*Dataset entries:*
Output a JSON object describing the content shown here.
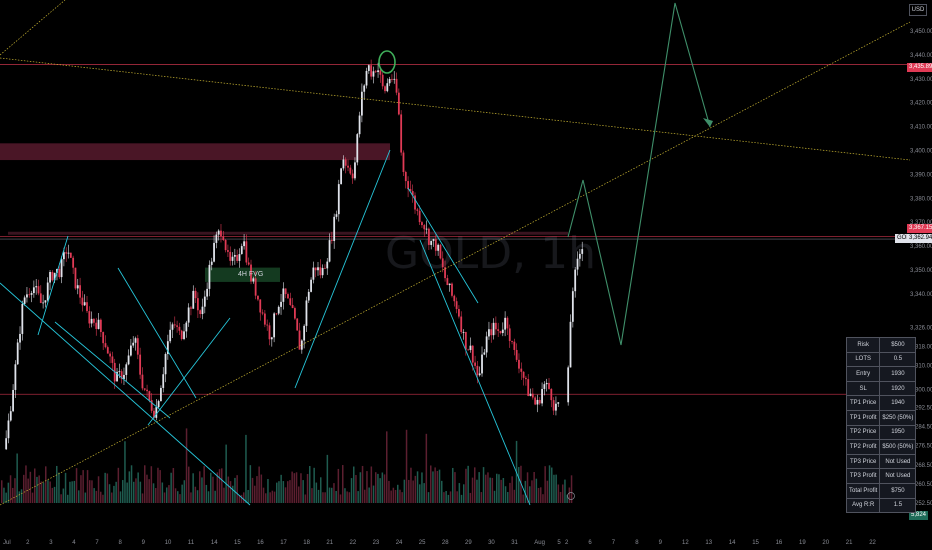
{
  "header": {
    "currency": "USD",
    "symbol_tag": "GOLD",
    "watermark": "GOLD, 1h"
  },
  "colors": {
    "background": "#000000",
    "up_candle": "#e0e3eb",
    "down_candle": "#e03a55",
    "trendline": "#26c6da",
    "projection": "#3f8f6a",
    "dotted": "#c8b432",
    "resistance": "#e03a55",
    "zone": "#4a1626",
    "fvg": "#143a20",
    "circle": "#3fae5a"
  },
  "chart_data": {
    "type": "candlestick",
    "title": "GOLD, 1h",
    "xlabel": "",
    "ylabel": "",
    "ylim": [
      3248,
      3465
    ],
    "y_ticks": [
      "3,450.00",
      "3,440.00",
      "3,430.00",
      "3,420.00",
      "3,410.00",
      "3,400.00",
      "3,390.00",
      "3,380.00",
      "3,370.00",
      "3,360.00",
      "3,350.00",
      "3,340.00",
      "3,326.00",
      "3,318.00",
      "3,310.00",
      "3,300.00",
      "3,292.50",
      "3,284.50",
      "3,276.50",
      "3,268.50",
      "3,260.50",
      "3,252.50"
    ],
    "y_tick_values": [
      3450,
      3440,
      3430,
      3420,
      3410,
      3400,
      3390,
      3380,
      3370,
      3360,
      3350,
      3340,
      3326,
      3318,
      3310,
      3300,
      3292.5,
      3284.5,
      3276.5,
      3268.5,
      3260.5,
      3252.5
    ],
    "x_ticks": [
      "Jul",
      "2",
      "3",
      "4",
      "7",
      "8",
      "9",
      "10",
      "11",
      "14",
      "15",
      "16",
      "17",
      "18",
      "21",
      "22",
      "23",
      "24",
      "25",
      "28",
      "29",
      "30",
      "31",
      "Aug",
      "5",
      "6",
      "7",
      "8",
      "9",
      "12",
      "13",
      "14",
      "15",
      "16",
      "19",
      "20",
      "21",
      "22"
    ],
    "x_tick_values": [
      0,
      1,
      2,
      3,
      4,
      5,
      6,
      7,
      8,
      9,
      10,
      11,
      12,
      13,
      14,
      15,
      16,
      17,
      18,
      19,
      20,
      21,
      22,
      23,
      24,
      25,
      26,
      27,
      28,
      29,
      30,
      31,
      32,
      33,
      34,
      35,
      36,
      37
    ],
    "extra_x_label": "2",
    "path": [
      [
        0,
        3275
      ],
      [
        0.4,
        3305
      ],
      [
        0.8,
        3338
      ],
      [
        1.2,
        3344
      ],
      [
        1.6,
        3335
      ],
      [
        2.0,
        3348
      ],
      [
        2.4,
        3350
      ],
      [
        2.7,
        3360
      ],
      [
        3.0,
        3346
      ],
      [
        3.3,
        3338
      ],
      [
        3.6,
        3330
      ],
      [
        4.0,
        3328
      ],
      [
        4.4,
        3318
      ],
      [
        4.8,
        3304
      ],
      [
        5.2,
        3308
      ],
      [
        5.6,
        3322
      ],
      [
        5.9,
        3304
      ],
      [
        6.2,
        3296
      ],
      [
        6.5,
        3290
      ],
      [
        6.8,
        3305
      ],
      [
        7.0,
        3318
      ],
      [
        7.3,
        3328
      ],
      [
        7.6,
        3322
      ],
      [
        7.9,
        3332
      ],
      [
        8.2,
        3340
      ],
      [
        8.5,
        3330
      ],
      [
        8.8,
        3348
      ],
      [
        9.1,
        3362
      ],
      [
        9.4,
        3368
      ],
      [
        9.7,
        3352
      ],
      [
        10.0,
        3354
      ],
      [
        10.3,
        3364
      ],
      [
        10.6,
        3348
      ],
      [
        10.9,
        3340
      ],
      [
        11.2,
        3330
      ],
      [
        11.5,
        3322
      ],
      [
        11.8,
        3336
      ],
      [
        12.1,
        3340
      ],
      [
        12.5,
        3330
      ],
      [
        12.8,
        3316
      ],
      [
        13.1,
        3340
      ],
      [
        13.4,
        3352
      ],
      [
        13.7,
        3348
      ],
      [
        14.0,
        3358
      ],
      [
        14.3,
        3372
      ],
      [
        14.6,
        3398
      ],
      [
        14.8,
        3394
      ],
      [
        15.1,
        3390
      ],
      [
        15.4,
        3420
      ],
      [
        15.7,
        3436
      ],
      [
        15.9,
        3432
      ],
      [
        16.1,
        3436
      ],
      [
        16.4,
        3424
      ],
      [
        16.7,
        3432
      ],
      [
        17.0,
        3422
      ],
      [
        17.2,
        3392
      ],
      [
        17.5,
        3385
      ],
      [
        17.8,
        3375
      ],
      [
        18.1,
        3370
      ],
      [
        18.4,
        3362
      ],
      [
        18.7,
        3360
      ],
      [
        19.0,
        3348
      ],
      [
        19.3,
        3340
      ],
      [
        19.6,
        3334
      ],
      [
        19.9,
        3320
      ],
      [
        20.2,
        3316
      ],
      [
        20.5,
        3304
      ],
      [
        20.8,
        3320
      ],
      [
        21.1,
        3326
      ],
      [
        21.4,
        3324
      ],
      [
        21.7,
        3330
      ],
      [
        22.0,
        3316
      ],
      [
        22.3,
        3310
      ],
      [
        22.6,
        3300
      ],
      [
        22.9,
        3296
      ],
      [
        23.0,
        3292
      ],
      [
        23.3,
        3302
      ],
      [
        23.6,
        3300
      ],
      [
        23.8,
        3292
      ],
      [
        24.0,
        3295
      ],
      [
        24.2,
        3340
      ],
      [
        24.5,
        3355
      ],
      [
        24.7,
        3363
      ]
    ],
    "annotations": {
      "resistance_levels": [
        3436,
        3364,
        3298
      ],
      "fvg_label": "4H FVG",
      "price_tags": [
        "3,435.89",
        "3,367.15",
        "3,362.94",
        "5,824"
      ]
    }
  },
  "info_table": [
    {
      "label": "Risk",
      "value": "$500"
    },
    {
      "label": "LOTS",
      "value": "0.5"
    },
    {
      "label": "Entry",
      "value": "1930"
    },
    {
      "label": "SL",
      "value": "1920"
    },
    {
      "label": "TP1 Price",
      "value": "1940"
    },
    {
      "label": "TP1 Profit",
      "value": "$250 (50%)"
    },
    {
      "label": "TP2 Price",
      "value": "1950"
    },
    {
      "label": "TP2 Profit",
      "value": "$500 (50%)"
    },
    {
      "label": "TP3 Price",
      "value": "Not Used"
    },
    {
      "label": "TP3 Profit",
      "value": "Not Used"
    },
    {
      "label": "Total Profit",
      "value": "$750"
    },
    {
      "label": "Avg R:R",
      "value": "1.5"
    }
  ]
}
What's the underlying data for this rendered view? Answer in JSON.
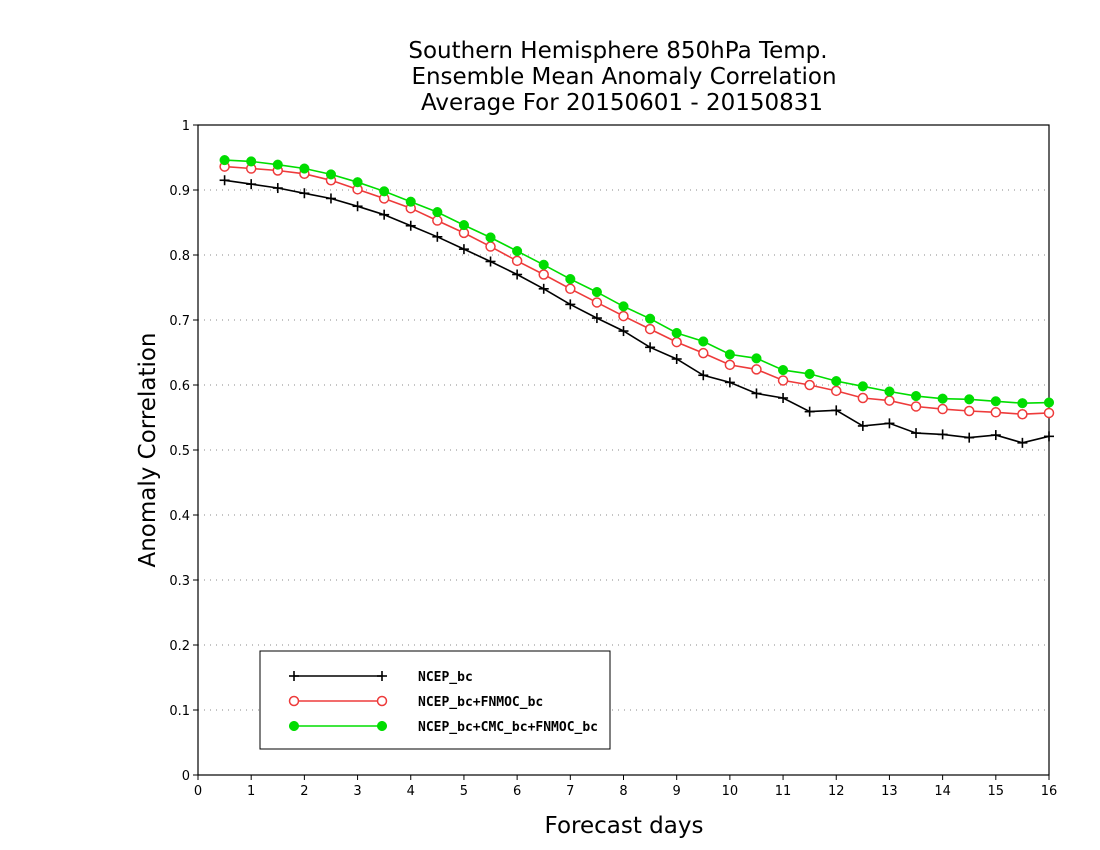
{
  "chart_data": {
    "type": "line",
    "title_lines": [
      "Southern Hemisphere 850hPa Temp.",
      "Ensemble Mean Anomaly Correlation",
      "Average For 20150601 - 20150831"
    ],
    "xlabel": "Forecast days",
    "ylabel": "Anomaly Correlation",
    "xlim": [
      0,
      16
    ],
    "ylim": [
      0,
      1
    ],
    "xticks": [
      "0",
      "1",
      "2",
      "3",
      "4",
      "5",
      "6",
      "7",
      "8",
      "9",
      "10",
      "11",
      "12",
      "13",
      "14",
      "15",
      "16"
    ],
    "yticks": [
      "0",
      "0.1",
      "0.2",
      "0.3",
      "0.4",
      "0.5",
      "0.6",
      "0.7",
      "0.8",
      "0.9",
      "1"
    ],
    "grid": "dotted horizontal",
    "legend_position": "bottom-left",
    "x": [
      0.5,
      1,
      1.5,
      2,
      2.5,
      3,
      3.5,
      4,
      4.5,
      5,
      5.5,
      6,
      6.5,
      7,
      7.5,
      8,
      8.5,
      9,
      9.5,
      10,
      10.5,
      11,
      11.5,
      12,
      12.5,
      13,
      13.5,
      14,
      14.5,
      15,
      15.5,
      16
    ],
    "series": [
      {
        "name": "NCEP_bc",
        "color": "#000000",
        "marker": "plus",
        "values": [
          0.915,
          0.909,
          0.903,
          0.895,
          0.887,
          0.875,
          0.862,
          0.845,
          0.828,
          0.809,
          0.79,
          0.77,
          0.748,
          0.724,
          0.703,
          0.683,
          0.658,
          0.64,
          0.615,
          0.604,
          0.587,
          0.58,
          0.559,
          0.561,
          0.537,
          0.541,
          0.526,
          0.524,
          0.519,
          0.523,
          0.511,
          0.521
        ]
      },
      {
        "name": "NCEP_bc+FNMOC_bc",
        "color": "#ee3b3b",
        "marker": "open-circle",
        "values": [
          0.936,
          0.933,
          0.93,
          0.925,
          0.915,
          0.901,
          0.887,
          0.872,
          0.853,
          0.834,
          0.813,
          0.791,
          0.77,
          0.748,
          0.727,
          0.706,
          0.686,
          0.666,
          0.649,
          0.631,
          0.624,
          0.607,
          0.6,
          0.591,
          0.58,
          0.576,
          0.567,
          0.563,
          0.56,
          0.558,
          0.555,
          0.557
        ]
      },
      {
        "name": "NCEP_bc+CMC_bc+FNMOC_bc",
        "color": "#00dd00",
        "marker": "filled-circle",
        "values": [
          0.946,
          0.944,
          0.939,
          0.933,
          0.924,
          0.912,
          0.898,
          0.882,
          0.866,
          0.846,
          0.827,
          0.806,
          0.785,
          0.763,
          0.743,
          0.721,
          0.702,
          0.68,
          0.667,
          0.647,
          0.641,
          0.623,
          0.617,
          0.606,
          0.598,
          0.59,
          0.583,
          0.579,
          0.578,
          0.575,
          0.572,
          0.573
        ]
      }
    ]
  }
}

*Stated task:*
Copy each line of the data above that holds "name".

*Output of the exercise:*
        "name": "NCEP_bc",
        "name": "NCEP_bc+FNMOC_bc",
        "name": "NCEP_bc+CMC_bc+FNMOC_bc",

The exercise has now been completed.